Instruções do exercício: Segundo a resenha sobre o livro O Impostor, quantas palestras Enric Marco tinha concedido?

Trecho da página:
........

O Impostor, de Javier Cercas

O Impostor, de Javier Cercas

O Impostor narra o escandaloso caso de Enric Marco. Marco era uma espécie de “testemunha viva” da história da Espanha recente, tendo participado da Guerra Civil Espanhola, sido deportado para a Alemanha, sobrevivido ao campo de concentração nazista de Flossenbürg, e — de volta à Espanha — participado da luta antifranquista por quase quatro décadas… Só que não.

Mais: Marco era uma das “reservas morais” do país, tinha concedido mais de 8 mil palestras, fora entrevistado por todos os meios de comunicação, detalhara suas histórias em minúcias — pois possuía enorme conhecimento de história e criara sua própria biografia sempre com um pé firme na verdade –, só que era tudo fantasia. Neste “romance sem ficção”, Cercas conta toda a lorota de Enric Marco, O Impostor mostra os mecanismos através dos quais Marco forjou uma nova biografia em vida.

Enric Marco é um grande personagem. Diz o Google que ele, aos 100 anos, ainda está vivo. Ele tem mil máscaras, sendo uma espécie Alonso Quijano, o homem que criou Dom Quixote para si mesmo. Porém, se o tema e o personagem são sensacionais, às vezes Cercas fica aquém do mesmo, dando voltas e mais voltas para sempre reencontrar a famosa citação de Faulkner que diz que “o passado nunca passa, não é sequer passado, mas apenas uma dimensão do presente”. Cercas fez muitas entrevistas com Marco e com quem o cercava, e foi pouco a pouco destruindo praticamente todas as afirmações sobre a biografia do mentiroso. O livro também comenta bastante a relação entre os dois e isto é um de seus pontos altos. O diálogo imaginário que ele tem com Marco é soberbo.

Marco tem uma relação de amor e de ódio com o autor. Primeiro quer que ele o salve, que o livro sirva para recuperá-lo frente à opinião pública. Depois, quando vê que o escritor desmonta cada uma de suas versões dos fatos, quase chora dizendo “deixe-me ao menos alguma coisa”. Também retrata o seu “escritor” como “um pequeno burguês neurótico e fraco, com a consciência sempre a incomodar”, mas que acaba por lucrar com seus personagens: “Você não suspeita de que vivi o que vivi e inventei o que havia inventado só para você contar?”.

........

Material armazenado:
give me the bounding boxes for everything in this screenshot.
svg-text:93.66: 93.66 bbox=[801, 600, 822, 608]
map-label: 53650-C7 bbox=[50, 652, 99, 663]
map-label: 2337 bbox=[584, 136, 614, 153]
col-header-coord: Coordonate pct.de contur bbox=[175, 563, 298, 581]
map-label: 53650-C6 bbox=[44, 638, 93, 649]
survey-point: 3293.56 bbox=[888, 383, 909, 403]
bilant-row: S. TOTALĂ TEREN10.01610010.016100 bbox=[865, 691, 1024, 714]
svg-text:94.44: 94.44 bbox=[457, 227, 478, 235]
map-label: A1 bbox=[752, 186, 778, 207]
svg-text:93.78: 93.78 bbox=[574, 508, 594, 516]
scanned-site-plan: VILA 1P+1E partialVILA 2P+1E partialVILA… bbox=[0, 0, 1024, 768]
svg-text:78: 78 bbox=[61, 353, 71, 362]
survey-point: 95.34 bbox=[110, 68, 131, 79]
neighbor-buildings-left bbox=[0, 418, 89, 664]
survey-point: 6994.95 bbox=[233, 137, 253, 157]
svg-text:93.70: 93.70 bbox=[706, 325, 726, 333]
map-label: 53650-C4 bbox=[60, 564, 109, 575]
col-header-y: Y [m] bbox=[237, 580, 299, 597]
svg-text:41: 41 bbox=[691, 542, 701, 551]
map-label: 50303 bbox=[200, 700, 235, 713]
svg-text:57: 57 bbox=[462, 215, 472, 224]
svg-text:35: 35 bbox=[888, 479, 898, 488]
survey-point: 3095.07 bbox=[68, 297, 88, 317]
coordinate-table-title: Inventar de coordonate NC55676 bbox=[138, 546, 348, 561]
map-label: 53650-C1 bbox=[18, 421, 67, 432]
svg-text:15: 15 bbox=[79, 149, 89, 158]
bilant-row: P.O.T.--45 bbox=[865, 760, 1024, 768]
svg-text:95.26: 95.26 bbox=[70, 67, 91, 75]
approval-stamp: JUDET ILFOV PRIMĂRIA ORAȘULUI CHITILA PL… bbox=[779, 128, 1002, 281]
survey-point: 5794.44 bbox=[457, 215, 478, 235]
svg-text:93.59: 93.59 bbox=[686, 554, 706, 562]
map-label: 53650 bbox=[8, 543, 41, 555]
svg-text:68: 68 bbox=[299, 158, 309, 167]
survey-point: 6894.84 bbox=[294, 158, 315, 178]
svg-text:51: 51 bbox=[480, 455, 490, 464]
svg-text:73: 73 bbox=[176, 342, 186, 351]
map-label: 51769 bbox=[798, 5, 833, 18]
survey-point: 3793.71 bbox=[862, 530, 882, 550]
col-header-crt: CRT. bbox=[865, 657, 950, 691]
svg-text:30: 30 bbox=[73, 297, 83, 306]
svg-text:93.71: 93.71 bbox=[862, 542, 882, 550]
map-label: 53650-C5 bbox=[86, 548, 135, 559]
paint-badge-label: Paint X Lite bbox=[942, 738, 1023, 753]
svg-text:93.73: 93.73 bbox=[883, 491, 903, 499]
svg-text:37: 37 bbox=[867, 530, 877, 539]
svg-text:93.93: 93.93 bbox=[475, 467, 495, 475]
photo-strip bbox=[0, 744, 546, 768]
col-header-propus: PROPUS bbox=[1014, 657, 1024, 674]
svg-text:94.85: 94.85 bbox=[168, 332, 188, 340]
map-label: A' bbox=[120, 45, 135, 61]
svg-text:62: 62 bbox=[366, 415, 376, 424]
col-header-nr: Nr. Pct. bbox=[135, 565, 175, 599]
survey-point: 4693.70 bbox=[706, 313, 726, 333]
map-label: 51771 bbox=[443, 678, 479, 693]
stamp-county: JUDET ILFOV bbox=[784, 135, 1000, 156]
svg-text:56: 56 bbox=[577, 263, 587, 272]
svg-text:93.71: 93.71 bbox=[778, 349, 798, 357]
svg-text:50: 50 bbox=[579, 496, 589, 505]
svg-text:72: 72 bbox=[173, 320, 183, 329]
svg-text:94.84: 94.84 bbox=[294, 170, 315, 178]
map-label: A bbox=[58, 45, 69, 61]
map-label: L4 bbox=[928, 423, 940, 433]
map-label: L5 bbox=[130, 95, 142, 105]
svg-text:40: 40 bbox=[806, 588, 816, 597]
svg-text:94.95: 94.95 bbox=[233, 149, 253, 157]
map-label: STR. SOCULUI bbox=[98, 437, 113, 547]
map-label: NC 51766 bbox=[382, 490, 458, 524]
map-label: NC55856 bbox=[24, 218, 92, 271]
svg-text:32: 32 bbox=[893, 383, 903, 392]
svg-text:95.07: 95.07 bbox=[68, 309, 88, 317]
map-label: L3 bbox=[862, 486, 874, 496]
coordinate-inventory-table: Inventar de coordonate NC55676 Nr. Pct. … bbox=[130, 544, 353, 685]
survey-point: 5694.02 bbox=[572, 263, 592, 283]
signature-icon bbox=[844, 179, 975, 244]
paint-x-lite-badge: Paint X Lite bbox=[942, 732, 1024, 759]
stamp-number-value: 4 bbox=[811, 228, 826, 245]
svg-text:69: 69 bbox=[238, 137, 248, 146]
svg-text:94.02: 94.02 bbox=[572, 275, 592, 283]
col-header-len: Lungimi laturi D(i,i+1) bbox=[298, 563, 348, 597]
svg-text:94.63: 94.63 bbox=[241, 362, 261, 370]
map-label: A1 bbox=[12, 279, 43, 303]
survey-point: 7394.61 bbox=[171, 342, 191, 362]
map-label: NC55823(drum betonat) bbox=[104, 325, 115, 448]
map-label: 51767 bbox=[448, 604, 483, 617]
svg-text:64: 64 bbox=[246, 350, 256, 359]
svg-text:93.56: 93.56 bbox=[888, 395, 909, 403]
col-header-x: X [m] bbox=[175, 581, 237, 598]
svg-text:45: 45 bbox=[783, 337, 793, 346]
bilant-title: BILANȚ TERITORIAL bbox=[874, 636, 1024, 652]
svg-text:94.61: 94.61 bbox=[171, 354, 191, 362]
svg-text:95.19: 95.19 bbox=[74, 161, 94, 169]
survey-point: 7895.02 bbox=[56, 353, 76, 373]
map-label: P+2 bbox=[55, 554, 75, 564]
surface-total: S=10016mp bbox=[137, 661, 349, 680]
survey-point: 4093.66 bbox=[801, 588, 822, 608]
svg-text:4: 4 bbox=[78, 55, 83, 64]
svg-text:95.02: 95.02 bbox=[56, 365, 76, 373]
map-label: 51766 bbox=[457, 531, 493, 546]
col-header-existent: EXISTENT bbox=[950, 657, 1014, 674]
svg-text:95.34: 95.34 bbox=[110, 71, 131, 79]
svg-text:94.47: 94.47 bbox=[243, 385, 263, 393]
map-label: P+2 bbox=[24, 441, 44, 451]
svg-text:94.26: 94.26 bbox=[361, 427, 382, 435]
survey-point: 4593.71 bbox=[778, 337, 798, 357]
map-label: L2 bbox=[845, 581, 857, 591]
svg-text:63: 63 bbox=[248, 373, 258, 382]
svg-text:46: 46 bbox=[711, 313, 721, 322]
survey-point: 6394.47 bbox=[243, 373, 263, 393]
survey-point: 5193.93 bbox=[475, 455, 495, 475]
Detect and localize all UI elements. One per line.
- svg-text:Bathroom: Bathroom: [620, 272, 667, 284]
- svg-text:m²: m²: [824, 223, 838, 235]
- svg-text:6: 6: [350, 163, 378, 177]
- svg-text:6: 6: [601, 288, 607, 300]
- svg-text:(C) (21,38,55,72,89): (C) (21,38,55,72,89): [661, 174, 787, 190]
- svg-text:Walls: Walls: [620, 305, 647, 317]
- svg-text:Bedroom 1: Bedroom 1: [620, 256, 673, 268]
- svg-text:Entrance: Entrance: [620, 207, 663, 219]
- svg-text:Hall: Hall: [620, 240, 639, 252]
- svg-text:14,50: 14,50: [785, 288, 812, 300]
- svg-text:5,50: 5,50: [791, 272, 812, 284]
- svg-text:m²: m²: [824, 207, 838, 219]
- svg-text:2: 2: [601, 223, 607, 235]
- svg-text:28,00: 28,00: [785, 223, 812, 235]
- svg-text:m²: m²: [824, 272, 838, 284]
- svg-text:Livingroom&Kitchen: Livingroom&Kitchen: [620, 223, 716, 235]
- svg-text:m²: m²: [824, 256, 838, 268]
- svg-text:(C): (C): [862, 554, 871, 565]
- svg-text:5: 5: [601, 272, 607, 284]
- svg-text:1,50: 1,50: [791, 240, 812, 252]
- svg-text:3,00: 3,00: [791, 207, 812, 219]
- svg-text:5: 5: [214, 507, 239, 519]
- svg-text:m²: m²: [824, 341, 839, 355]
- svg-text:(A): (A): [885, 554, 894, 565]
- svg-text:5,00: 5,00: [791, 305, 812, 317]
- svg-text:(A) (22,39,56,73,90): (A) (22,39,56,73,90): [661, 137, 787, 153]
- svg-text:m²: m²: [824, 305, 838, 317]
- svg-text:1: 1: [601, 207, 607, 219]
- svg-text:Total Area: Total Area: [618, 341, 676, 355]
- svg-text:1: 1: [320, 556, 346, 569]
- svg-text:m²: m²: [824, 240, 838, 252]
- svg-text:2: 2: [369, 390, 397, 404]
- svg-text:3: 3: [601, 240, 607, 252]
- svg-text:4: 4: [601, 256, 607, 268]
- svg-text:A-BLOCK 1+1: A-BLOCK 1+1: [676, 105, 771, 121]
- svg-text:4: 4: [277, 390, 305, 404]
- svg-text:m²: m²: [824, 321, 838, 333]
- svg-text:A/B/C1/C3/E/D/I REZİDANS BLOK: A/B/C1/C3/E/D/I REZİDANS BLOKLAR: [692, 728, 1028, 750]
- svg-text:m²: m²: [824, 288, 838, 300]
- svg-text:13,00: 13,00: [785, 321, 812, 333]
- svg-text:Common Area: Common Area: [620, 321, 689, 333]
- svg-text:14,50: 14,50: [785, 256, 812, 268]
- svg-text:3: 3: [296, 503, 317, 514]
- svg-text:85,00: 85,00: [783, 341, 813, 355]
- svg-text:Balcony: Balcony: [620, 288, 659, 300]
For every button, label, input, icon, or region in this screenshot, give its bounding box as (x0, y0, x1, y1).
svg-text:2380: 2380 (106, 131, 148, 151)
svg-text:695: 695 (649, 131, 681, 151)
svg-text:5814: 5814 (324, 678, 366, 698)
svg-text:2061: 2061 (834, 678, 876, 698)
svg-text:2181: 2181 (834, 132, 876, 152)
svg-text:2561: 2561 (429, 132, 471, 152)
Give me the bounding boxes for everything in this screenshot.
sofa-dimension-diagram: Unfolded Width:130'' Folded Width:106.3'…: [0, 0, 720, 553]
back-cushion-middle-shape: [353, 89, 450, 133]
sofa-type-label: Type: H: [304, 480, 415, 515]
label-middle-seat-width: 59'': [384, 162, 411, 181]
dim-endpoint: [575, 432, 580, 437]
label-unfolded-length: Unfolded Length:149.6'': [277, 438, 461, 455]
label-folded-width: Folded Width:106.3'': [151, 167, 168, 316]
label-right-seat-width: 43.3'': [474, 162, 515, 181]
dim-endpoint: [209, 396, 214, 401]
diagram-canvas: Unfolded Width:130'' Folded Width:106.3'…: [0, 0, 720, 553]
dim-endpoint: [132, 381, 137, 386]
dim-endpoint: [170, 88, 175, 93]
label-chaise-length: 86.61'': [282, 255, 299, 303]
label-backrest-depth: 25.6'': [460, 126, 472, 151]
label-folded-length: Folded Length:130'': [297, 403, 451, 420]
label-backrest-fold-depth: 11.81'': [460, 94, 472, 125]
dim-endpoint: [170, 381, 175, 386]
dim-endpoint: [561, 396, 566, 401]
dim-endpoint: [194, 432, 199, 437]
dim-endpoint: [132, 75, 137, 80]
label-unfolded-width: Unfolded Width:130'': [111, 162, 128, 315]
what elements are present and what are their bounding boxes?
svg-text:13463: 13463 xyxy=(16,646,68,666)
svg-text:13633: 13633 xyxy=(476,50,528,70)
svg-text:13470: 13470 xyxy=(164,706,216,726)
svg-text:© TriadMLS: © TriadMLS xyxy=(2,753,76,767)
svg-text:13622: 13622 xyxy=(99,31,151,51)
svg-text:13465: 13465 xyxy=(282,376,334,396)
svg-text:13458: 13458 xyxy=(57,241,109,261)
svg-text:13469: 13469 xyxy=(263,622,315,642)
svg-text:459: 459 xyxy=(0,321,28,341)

........

Resposta do exercício: Mais de 8 mil palestras.